PROBLEM REQUIREMENTS: Give the material again in full, matching it exactly.

Items from a data source:
────────────────

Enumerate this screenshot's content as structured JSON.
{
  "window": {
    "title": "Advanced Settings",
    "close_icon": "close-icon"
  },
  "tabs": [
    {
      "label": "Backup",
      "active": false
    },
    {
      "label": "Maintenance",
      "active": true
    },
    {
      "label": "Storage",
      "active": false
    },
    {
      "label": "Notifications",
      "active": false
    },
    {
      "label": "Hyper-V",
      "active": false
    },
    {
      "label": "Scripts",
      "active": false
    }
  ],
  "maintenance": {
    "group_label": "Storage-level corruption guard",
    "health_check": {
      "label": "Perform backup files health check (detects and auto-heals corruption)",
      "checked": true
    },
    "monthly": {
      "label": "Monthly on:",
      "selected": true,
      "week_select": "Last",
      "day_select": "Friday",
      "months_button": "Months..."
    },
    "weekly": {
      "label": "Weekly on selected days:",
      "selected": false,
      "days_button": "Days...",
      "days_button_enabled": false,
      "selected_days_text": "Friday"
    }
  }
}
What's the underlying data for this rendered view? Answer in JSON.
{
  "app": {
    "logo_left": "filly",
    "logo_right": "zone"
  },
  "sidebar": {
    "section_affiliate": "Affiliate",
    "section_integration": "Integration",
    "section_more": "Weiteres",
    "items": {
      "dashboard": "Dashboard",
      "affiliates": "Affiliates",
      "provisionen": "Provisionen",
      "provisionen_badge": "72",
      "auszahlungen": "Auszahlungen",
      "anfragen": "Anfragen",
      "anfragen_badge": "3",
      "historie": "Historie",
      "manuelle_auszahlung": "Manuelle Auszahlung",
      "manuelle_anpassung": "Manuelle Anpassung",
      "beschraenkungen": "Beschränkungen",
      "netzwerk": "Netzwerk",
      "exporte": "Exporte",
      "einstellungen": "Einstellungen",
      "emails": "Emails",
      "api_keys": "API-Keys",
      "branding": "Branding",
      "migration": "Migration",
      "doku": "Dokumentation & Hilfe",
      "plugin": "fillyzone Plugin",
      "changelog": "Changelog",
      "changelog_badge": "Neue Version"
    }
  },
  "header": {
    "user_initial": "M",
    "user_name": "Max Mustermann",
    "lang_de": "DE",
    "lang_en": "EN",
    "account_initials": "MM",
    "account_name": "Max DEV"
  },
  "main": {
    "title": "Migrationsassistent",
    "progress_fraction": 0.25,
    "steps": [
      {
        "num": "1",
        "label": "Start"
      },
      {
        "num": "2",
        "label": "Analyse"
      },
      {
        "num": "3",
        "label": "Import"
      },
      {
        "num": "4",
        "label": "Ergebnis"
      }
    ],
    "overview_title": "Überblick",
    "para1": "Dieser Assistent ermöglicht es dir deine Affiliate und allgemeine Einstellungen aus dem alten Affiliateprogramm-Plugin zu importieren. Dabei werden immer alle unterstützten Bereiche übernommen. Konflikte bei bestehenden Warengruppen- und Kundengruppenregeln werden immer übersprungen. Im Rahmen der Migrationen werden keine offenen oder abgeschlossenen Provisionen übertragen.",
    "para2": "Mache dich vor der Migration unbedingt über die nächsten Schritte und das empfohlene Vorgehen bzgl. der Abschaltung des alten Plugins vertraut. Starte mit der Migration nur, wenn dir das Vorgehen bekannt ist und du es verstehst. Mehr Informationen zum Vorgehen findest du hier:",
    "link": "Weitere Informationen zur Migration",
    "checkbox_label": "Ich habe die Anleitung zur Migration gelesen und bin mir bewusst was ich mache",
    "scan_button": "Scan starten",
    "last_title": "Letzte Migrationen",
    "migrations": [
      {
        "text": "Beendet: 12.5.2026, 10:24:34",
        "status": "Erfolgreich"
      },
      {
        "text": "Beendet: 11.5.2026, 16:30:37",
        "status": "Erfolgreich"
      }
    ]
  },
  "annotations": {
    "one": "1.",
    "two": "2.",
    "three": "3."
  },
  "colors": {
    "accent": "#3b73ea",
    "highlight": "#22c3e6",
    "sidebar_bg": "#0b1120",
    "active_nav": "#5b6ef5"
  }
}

────────────────

EXERCISE OUTPUT:
Enumerate this screenshot's content as structured JSON.
{
  "window": {
    "title": "Advanced Settings",
    "close_icon": "close-icon"
  },
  "tabs": [
    {
      "label": "Backup",
      "active": false
    },
    {
      "label": "Maintenance",
      "active": true
    },
    {
      "label": "Storage",
      "active": false
    },
    {
      "label": "Notifications",
      "active": false
    },
    {
      "label": "Hyper-V",
      "active": false
    },
    {
      "label": "Scripts",
      "active": false
    }
  ],
  "maintenance": {
    "group_label": "Storage-level corruption guard",
    "health_check": {
      "label": "Perform backup files health check (detects and auto-heals corruption)",
      "checked": true
    },
    "monthly": {
      "label": "Monthly on:",
      "selected": true,
      "week_select": "Last",
      "day_select": "Friday",
      "months_button": "Months..."
    },
    "weekly": {
      "label": "Weekly on selected days:",
      "selected": false,
      "days_button": "Days...",
      "days_button_enabled": false,
      "selected_days_text": "Friday"
    }
  }
}
What's the underlying data for this rendered view? Answer in JSON.
{
  "app": {
    "logo_left": "filly",
    "logo_right": "zone"
  },
  "sidebar": {
    "section_affiliate": "Affiliate",
    "section_integration": "Integration",
    "section_more": "Weiteres",
    "items": {
      "dashboard": "Dashboard",
      "affiliates": "Affiliates",
      "provisionen": "Provisionen",
      "provisionen_badge": "72",
      "auszahlungen": "Auszahlungen",
      "anfragen": "Anfragen",
      "anfragen_badge": "3",
      "historie": "Historie",
      "manuelle_auszahlung": "Manuelle Auszahlung",
      "manuelle_anpassung": "Manuelle Anpassung",
      "beschraenkungen": "Beschränkungen",
      "netzwerk": "Netzwerk",
      "exporte": "Exporte",
      "einstellungen": "Einstellungen",
      "emails": "Emails",
      "api_keys": "API-Keys",
      "branding": "Branding",
      "migration": "Migration",
      "doku": "Dokumentation & Hilfe",
      "plugin": "fillyzone Plugin",
      "changelog": "Changelog",
      "changelog_badge": "Neue Version"
    }
  },
  "header": {
    "user_initial": "M",
    "user_name": "Max Mustermann",
    "lang_de": "DE",
    "lang_en": "EN",
    "account_initials": "MM",
    "account_name": "Max DEV"
  },
  "main": {
    "title": "Migrationsassistent",
    "progress_fraction": 0.25,
    "steps": [
      {
        "num": "1",
        "label": "Start"
      },
      {
        "num": "2",
        "label": "Analyse"
      },
      {
        "num": "3",
        "label": "Import"
      },
      {
        "num": "4",
        "label": "Ergebnis"
      }
    ],
    "overview_title": "Überblick",
    "para1": "Dieser Assistent ermöglicht es dir deine Affiliate und allgemeine Einstellungen aus dem alten Affiliateprogramm-Plugin zu importieren. Dabei werden immer alle unterstützten Bereiche übernommen. Konflikte bei bestehenden Warengruppen- und Kundengruppenregeln werden immer übersprungen. Im Rahmen der Migrationen werden keine offenen oder abgeschlossenen Provisionen übertragen.",
    "para2": "Mache dich vor der Migration unbedingt über die nächsten Schritte und das empfohlene Vorgehen bzgl. der Abschaltung des alten Plugins vertraut. Starte mit der Migration nur, wenn dir das Vorgehen bekannt ist und du es verstehst. Mehr Informationen zum Vorgehen findest du hier:",
    "link": "Weitere Informationen zur Migration",
    "checkbox_label": "Ich habe die Anleitung zur Migration gelesen und bin mir bewusst was ich mache",
    "scan_button": "Scan starten",
    "last_title": "Letzte Migrationen",
    "migrations": [
      {
        "text": "Beendet: 12.5.2026, 10:24:34",
        "status": "Erfolgreich"
      },
      {
        "text": "Beendet: 11.5.2026, 16:30:37",
        "status": "Erfolgreich"
      }
    ]
  },
  "annotations": {
    "one": "1.",
    "two": "2.",
    "three": "3."
  },
  "colors": {
    "accent": "#3b73ea",
    "highlight": "#22c3e6",
    "sidebar_bg": "#0b1120",
    "active_nav": "#5b6ef5"
  }
}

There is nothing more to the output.